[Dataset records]
◇ ◇ ◇ ◇ ◇

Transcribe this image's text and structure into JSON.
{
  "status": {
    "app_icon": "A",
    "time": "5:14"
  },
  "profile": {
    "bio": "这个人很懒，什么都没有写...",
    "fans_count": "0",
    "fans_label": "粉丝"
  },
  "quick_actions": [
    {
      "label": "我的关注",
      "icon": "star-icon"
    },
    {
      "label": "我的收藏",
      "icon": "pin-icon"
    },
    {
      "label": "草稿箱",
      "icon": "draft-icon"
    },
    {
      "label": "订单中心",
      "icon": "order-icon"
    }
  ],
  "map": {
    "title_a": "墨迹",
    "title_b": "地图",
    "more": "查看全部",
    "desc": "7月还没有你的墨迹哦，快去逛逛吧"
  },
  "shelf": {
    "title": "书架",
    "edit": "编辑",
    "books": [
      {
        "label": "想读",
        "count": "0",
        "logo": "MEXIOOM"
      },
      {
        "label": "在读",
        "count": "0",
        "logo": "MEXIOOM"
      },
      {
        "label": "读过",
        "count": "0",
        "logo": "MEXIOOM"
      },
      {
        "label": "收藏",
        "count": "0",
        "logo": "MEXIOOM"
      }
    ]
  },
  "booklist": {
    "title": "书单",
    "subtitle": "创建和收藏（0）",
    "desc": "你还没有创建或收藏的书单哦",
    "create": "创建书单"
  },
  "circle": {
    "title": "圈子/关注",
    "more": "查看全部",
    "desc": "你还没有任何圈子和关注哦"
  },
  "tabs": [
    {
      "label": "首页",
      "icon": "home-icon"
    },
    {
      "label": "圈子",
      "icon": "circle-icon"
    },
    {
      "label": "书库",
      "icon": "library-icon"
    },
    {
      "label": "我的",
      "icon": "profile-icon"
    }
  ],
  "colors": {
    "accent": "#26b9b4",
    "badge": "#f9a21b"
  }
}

◇ ◇ ◇ ◇ ◇

PROBLEM STATEMENT:
Find each line with the string "desc" and copy it out.

TASK ANSWER:
    "desc": "7月还没有你的墨迹哦，快去逛逛吧"
    "desc": "你还没有创建或收藏的书单哦",
    "desc": "你还没有任何圈子和关注哦"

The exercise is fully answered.